What the task requires
Transcribe every line exactly. Leave the pictures behind.

Data in this exercise
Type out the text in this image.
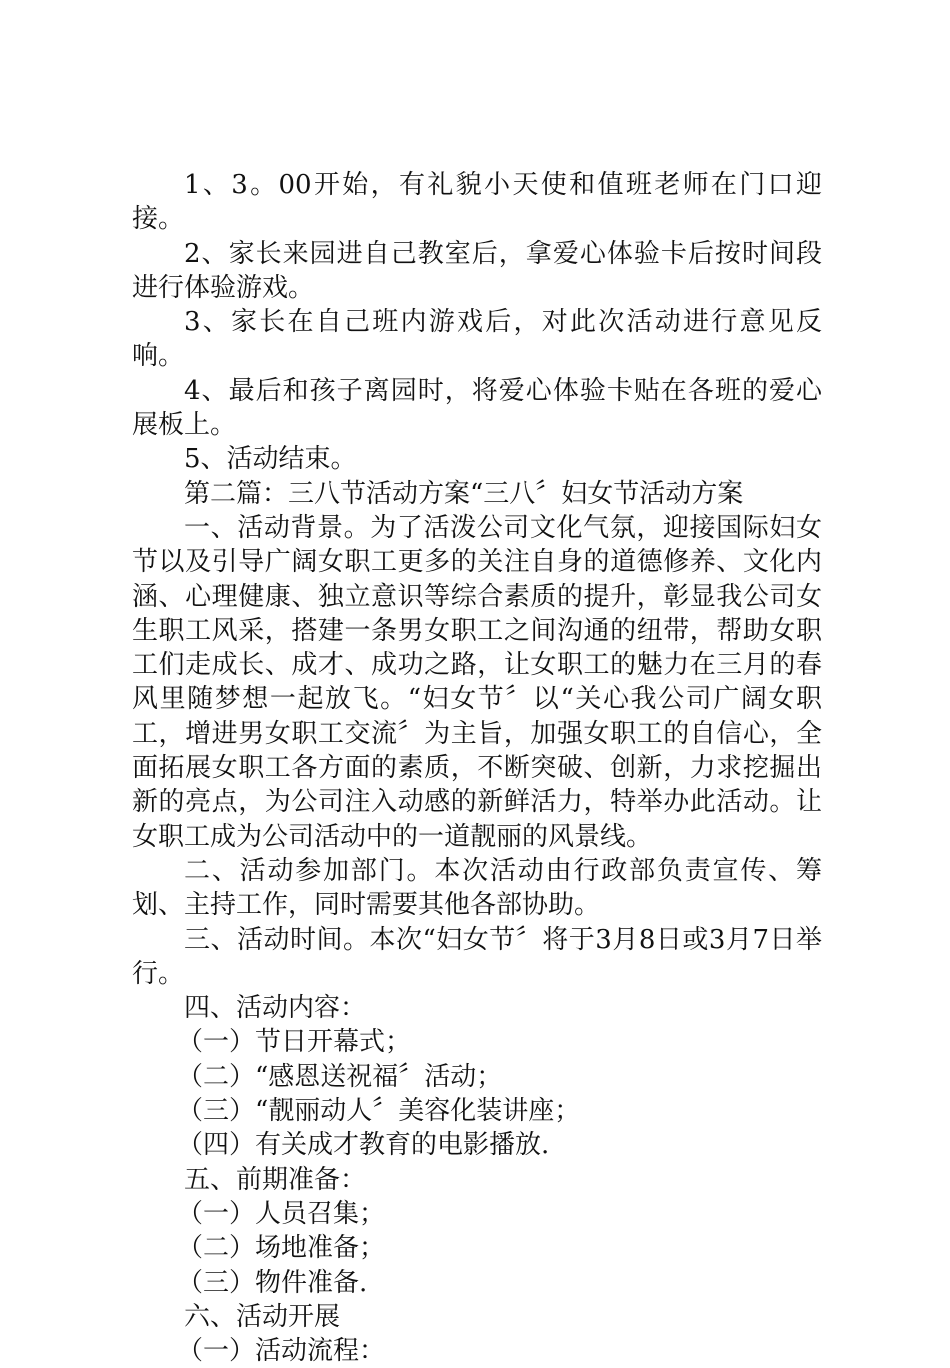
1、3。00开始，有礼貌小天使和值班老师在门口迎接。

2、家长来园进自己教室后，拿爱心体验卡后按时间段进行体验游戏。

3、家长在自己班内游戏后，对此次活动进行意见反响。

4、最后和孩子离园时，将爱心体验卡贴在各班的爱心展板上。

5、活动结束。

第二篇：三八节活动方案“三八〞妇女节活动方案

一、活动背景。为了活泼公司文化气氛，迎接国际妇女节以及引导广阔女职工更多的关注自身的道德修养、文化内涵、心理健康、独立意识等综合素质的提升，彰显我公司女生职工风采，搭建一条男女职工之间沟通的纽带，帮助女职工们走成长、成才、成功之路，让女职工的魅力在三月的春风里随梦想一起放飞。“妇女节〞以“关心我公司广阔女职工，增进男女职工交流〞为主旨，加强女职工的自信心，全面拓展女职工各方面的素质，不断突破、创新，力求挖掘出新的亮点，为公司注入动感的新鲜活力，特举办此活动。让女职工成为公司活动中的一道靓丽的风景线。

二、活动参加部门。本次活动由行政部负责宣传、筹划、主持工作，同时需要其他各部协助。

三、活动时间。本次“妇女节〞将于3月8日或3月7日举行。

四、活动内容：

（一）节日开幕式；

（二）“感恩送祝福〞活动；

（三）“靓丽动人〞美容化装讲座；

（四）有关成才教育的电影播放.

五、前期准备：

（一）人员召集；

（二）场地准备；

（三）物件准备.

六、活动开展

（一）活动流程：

Solved exercise
Type out the text in this image.
1、3。00开始，有礼貌小天使和值班老师在门口迎接。

2、家长来园进自己教室后，拿爱心体验卡后按时间段进行体验游戏。

3、家长在自己班内游戏后，对此次活动进行意见反响。

4、最后和孩子离园时，将爱心体验卡贴在各班的爱心展板上。

5、活动结束。

第二篇：三八节活动方案“三八〞妇女节活动方案

一、活动背景。为了活泼公司文化气氛，迎接国际妇女节以及引导广阔女职工更多的关注自身的道德修养、文化内涵、心理健康、独立意识等综合素质的提升，彰显我公司女生职工风采，搭建一条男女职工之间沟通的纽带，帮助女职工们走成长、成才、成功之路，让女职工的魅力在三月的春风里随梦想一起放飞。“妇女节〞以“关心我公司广阔女职工，增进男女职工交流〞为主旨，加强女职工的自信心，全面拓展女职工各方面的素质，不断突破、创新，力求挖掘出新的亮点，为公司注入动感的新鲜活力，特举办此活动。让女职工成为公司活动中的一道靓丽的风景线。

二、活动参加部门。本次活动由行政部负责宣传、筹划、主持工作，同时需要其他各部协助。

三、活动时间。本次“妇女节〞将于3月8日或3月7日举行。

四、活动内容：

（一）节日开幕式；

（二）“感恩送祝福〞活动；

（三）“靓丽动人〞美容化装讲座；

（四）有关成才教育的电影播放.

五、前期准备：

（一）人员召集；

（二）场地准备；

（三）物件准备.

六、活动开展

（一）活动流程：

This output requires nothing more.